(Exercise details) Continue the blog post on PowerPoint from the point where it stops.

(Text)
[Start of Attachment]

On PowerPoint

I was recently asked by the VizThink people to devote a post to the prompt: PowerPoint: A powerful tool poorly used or a poor tool overused?, so… here goes…

I do think that PowerPoint** can be a powerful tool that is misused, but its functions and autofills can also be overused. In many ways this is not the fault of the program, but the fault of the users for relying on the program to guide their presentations and thinking. (though, perhaps some blame should go to the programmers who design it to serve that purpose)

At its heart, the program is just a slide show. Its key function is to show slides one at a time after each other. Everything else is just bells and whistles. That potential is extremely powerful, but it can be misused. The choice of what to put on those slides makes all the difference. This is a reflection of the user — and their own abilities for storytelling, narrative, etc.

When slides are used as an alternative to substantial speaking they become a hinderance: Cramming too much information on a slide. Presenting information that people will be forced to digest at the same time as trying to follow your speech. Seeing the presentation as a rigid path not allowing the free form creativity of writing on a blackboard.

From my experience, slides should be used like gestures. Co-speech gesture occurs at a rate of roughly one gesture per clause, and usually elaborates upon some aspect of speech often adding a spatial dimension to it. It isn’t something separate that happens to go with speech though — it expresses an integral and complementary part of the conceptualization that also goes into verbal expression.

Another analogy more pertinent to this blog (and one I discuss in this podcast), is that slides should serve the equivalent of a “panel.” The slide is the image content of a panel, while your speech is like the text. The biggest difference between the two is the temporal quality of presenting them — otherwise they serve largely the same function.

Not all use of slide shows need to be clipped and truncated as the Powerpoint Gettysburg suggests. You can still have beautiful and powerful oration using slides — but it should not depend on the slides. Rather, the slides let speech be more than just sounds. It has to be a multimodal expression, where both slides and speech work in concert with each other to achieve something more. The ability to do this, I would suspect, is cognitively the same whether it’s done in print or on a screen.

[End of Attachment]

(Records supplied)
[Start of Attachment]

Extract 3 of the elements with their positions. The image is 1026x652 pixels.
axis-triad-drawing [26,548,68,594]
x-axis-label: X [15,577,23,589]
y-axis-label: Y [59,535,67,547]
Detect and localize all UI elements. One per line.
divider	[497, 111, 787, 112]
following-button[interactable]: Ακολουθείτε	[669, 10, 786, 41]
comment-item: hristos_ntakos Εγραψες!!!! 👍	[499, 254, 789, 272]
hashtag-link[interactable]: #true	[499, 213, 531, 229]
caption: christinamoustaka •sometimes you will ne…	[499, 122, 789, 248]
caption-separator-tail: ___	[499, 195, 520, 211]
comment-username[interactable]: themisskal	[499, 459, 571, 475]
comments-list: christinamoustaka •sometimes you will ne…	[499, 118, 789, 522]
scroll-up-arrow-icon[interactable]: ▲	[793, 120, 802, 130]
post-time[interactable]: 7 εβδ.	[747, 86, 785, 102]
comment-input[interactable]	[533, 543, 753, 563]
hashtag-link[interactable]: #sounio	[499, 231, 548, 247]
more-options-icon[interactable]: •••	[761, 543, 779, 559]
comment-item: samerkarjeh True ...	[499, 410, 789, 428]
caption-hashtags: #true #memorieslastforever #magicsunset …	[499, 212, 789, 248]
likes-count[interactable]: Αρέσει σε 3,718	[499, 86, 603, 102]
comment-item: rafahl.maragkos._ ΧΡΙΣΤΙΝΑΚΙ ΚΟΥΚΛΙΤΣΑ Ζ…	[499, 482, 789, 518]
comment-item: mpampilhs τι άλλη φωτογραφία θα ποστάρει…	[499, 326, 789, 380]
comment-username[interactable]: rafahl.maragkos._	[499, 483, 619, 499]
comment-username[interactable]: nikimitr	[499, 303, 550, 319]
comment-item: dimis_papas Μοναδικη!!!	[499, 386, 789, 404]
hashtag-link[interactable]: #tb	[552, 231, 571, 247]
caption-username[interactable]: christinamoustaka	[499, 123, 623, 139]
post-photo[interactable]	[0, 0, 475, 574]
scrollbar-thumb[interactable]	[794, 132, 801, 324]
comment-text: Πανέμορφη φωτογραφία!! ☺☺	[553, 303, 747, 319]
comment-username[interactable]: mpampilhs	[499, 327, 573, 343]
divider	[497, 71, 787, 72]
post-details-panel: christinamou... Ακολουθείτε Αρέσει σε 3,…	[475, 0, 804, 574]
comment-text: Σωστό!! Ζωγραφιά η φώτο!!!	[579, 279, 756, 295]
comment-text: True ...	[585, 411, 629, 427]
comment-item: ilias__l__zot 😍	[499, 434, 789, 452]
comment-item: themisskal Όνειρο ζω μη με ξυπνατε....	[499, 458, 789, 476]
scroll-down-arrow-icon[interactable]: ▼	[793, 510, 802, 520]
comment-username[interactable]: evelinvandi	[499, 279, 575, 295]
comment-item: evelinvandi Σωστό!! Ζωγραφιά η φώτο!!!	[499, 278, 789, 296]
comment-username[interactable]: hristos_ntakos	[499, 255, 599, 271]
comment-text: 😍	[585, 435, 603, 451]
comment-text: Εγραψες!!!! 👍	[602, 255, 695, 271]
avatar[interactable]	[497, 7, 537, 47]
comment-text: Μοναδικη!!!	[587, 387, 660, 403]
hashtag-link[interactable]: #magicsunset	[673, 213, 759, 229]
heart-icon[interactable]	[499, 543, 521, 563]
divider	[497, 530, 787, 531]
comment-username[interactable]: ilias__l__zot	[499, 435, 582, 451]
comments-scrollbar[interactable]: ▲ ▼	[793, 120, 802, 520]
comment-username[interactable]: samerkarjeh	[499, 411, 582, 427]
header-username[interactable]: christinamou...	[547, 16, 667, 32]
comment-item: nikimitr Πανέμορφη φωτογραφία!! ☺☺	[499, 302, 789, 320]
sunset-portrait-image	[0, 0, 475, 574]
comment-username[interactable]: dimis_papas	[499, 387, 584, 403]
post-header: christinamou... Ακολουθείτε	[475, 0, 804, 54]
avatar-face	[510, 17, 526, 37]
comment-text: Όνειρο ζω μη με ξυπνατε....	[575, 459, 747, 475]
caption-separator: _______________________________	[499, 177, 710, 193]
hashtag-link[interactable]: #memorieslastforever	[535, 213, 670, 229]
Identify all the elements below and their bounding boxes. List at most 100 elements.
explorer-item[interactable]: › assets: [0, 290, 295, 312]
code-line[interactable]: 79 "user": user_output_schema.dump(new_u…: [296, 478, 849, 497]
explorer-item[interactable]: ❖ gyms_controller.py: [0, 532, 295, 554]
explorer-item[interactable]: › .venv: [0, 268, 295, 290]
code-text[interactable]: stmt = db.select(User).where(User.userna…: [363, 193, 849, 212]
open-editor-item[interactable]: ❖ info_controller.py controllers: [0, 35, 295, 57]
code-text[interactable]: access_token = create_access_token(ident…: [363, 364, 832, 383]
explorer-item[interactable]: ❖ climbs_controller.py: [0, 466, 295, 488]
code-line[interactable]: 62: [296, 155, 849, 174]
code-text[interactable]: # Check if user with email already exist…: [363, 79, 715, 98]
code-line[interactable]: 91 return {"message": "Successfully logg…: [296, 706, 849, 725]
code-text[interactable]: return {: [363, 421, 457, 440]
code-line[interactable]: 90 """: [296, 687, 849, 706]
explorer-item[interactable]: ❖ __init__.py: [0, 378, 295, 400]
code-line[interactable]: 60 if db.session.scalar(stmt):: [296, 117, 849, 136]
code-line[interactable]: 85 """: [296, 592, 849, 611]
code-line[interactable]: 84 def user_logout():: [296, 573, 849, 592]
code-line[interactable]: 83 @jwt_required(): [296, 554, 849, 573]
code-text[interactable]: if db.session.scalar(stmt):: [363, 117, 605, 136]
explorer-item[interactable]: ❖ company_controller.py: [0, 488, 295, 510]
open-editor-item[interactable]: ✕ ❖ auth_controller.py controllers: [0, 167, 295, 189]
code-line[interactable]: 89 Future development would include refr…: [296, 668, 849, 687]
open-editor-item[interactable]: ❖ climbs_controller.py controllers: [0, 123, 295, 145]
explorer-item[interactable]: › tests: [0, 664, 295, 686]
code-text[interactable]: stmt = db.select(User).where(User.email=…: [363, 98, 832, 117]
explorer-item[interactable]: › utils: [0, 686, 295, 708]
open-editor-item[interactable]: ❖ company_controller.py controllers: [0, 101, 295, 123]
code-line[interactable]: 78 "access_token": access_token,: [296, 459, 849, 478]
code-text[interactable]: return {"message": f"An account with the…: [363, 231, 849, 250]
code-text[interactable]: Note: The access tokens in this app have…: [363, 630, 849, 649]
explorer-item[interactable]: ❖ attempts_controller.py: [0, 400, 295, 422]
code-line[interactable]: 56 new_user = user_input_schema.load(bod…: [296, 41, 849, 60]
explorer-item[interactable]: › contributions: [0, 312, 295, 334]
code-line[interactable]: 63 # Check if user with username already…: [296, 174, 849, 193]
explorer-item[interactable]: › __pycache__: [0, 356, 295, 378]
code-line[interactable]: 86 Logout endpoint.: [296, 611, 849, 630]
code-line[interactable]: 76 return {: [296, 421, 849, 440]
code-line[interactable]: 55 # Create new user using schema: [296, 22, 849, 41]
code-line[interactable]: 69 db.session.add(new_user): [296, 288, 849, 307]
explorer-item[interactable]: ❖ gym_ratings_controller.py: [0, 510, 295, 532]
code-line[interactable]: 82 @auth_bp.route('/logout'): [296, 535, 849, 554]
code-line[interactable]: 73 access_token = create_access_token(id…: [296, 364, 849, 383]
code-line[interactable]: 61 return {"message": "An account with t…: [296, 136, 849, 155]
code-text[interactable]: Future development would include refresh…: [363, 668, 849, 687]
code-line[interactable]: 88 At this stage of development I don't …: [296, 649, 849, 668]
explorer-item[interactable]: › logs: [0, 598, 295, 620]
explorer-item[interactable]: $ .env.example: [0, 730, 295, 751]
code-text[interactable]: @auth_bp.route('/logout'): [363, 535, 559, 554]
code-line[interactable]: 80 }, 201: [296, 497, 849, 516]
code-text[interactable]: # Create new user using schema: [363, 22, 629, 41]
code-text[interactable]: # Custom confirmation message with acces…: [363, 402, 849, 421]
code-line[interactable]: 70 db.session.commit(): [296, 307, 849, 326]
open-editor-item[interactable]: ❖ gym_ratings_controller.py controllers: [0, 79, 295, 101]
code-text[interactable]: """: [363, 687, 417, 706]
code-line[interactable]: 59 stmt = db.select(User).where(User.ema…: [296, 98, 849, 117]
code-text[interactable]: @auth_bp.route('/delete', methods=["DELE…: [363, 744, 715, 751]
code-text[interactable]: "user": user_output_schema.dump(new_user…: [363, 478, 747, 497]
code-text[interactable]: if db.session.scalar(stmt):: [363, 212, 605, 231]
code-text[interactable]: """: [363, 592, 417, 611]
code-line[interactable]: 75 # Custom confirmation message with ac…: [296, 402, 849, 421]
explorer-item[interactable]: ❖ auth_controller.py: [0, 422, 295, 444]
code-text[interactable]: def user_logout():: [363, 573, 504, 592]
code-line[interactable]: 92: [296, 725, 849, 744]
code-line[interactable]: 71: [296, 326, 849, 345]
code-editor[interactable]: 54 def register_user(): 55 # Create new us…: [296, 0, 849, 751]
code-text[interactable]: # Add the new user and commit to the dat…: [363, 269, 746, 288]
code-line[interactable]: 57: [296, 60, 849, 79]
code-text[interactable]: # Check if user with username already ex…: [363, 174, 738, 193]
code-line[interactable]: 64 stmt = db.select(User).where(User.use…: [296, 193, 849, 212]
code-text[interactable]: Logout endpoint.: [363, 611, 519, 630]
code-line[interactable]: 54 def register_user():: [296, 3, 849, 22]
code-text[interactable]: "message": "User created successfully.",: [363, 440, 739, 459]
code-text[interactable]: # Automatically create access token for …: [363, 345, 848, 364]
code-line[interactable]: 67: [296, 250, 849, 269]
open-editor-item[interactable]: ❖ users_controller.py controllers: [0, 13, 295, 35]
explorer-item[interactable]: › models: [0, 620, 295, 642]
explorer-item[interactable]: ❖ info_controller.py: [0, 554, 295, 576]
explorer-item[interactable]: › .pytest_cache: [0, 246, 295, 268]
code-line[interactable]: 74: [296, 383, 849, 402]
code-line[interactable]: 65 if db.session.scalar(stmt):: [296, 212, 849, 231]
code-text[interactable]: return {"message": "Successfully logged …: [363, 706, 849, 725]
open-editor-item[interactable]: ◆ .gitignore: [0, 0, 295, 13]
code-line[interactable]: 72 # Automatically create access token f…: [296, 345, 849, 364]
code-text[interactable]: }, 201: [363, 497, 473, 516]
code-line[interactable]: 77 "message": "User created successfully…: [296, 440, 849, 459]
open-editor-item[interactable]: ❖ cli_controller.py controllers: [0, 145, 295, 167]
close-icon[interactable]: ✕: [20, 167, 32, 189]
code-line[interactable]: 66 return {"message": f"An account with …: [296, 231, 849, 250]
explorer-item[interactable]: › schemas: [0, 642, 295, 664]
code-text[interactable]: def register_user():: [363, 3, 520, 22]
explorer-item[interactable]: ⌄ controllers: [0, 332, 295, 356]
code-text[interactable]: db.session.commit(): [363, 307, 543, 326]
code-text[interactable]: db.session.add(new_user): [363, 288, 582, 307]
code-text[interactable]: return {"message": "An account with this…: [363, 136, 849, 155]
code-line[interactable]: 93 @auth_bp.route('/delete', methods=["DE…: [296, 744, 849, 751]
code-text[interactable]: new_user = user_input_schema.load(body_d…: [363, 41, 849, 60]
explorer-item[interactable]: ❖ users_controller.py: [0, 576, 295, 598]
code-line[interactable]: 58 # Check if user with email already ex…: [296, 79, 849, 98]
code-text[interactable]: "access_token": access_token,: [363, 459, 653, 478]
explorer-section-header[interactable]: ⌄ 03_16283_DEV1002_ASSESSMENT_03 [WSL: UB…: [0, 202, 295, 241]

[End of Attachment]

(Written response)
PowerPoint is not a substitute for lack of narrative skills, and its problems can largely be fingered for forgetting or believing that (whether as a user or a programmer). Excel can’t make you a powerful statistician. Word won’t make you a good writer. Why should we expect that PowerPoint is to blame for poor presentations?

**My personal preference is actually Keynote. I’m going to treat this as just a discussion of slide show programs in general. If we’re targeting PowerPoint specifically, then you can amp up my dislike of the autofills, etc.

Comments

  • I love the idea that slides should be used to complement speech, like gestures.

    Where did you get the information about the timing of gestures? Can you recommend any research or writing on the subject?

  • I learned about gestures largely from hanging around the labs of and taking classes from Susan Goldin-Meadow and David McNeill while I was at UChicago.

    McNeill’s book Hand and Mind is a classic work that covers a lot. Other books by McNeill, Goldin-Meadow, and Adam Kendon are also recommended.

    I’m of the mind that the verbal, manual, and visual modalities create a unified system, so this work on multimodality is essential to the bigger picture that I’m working towards.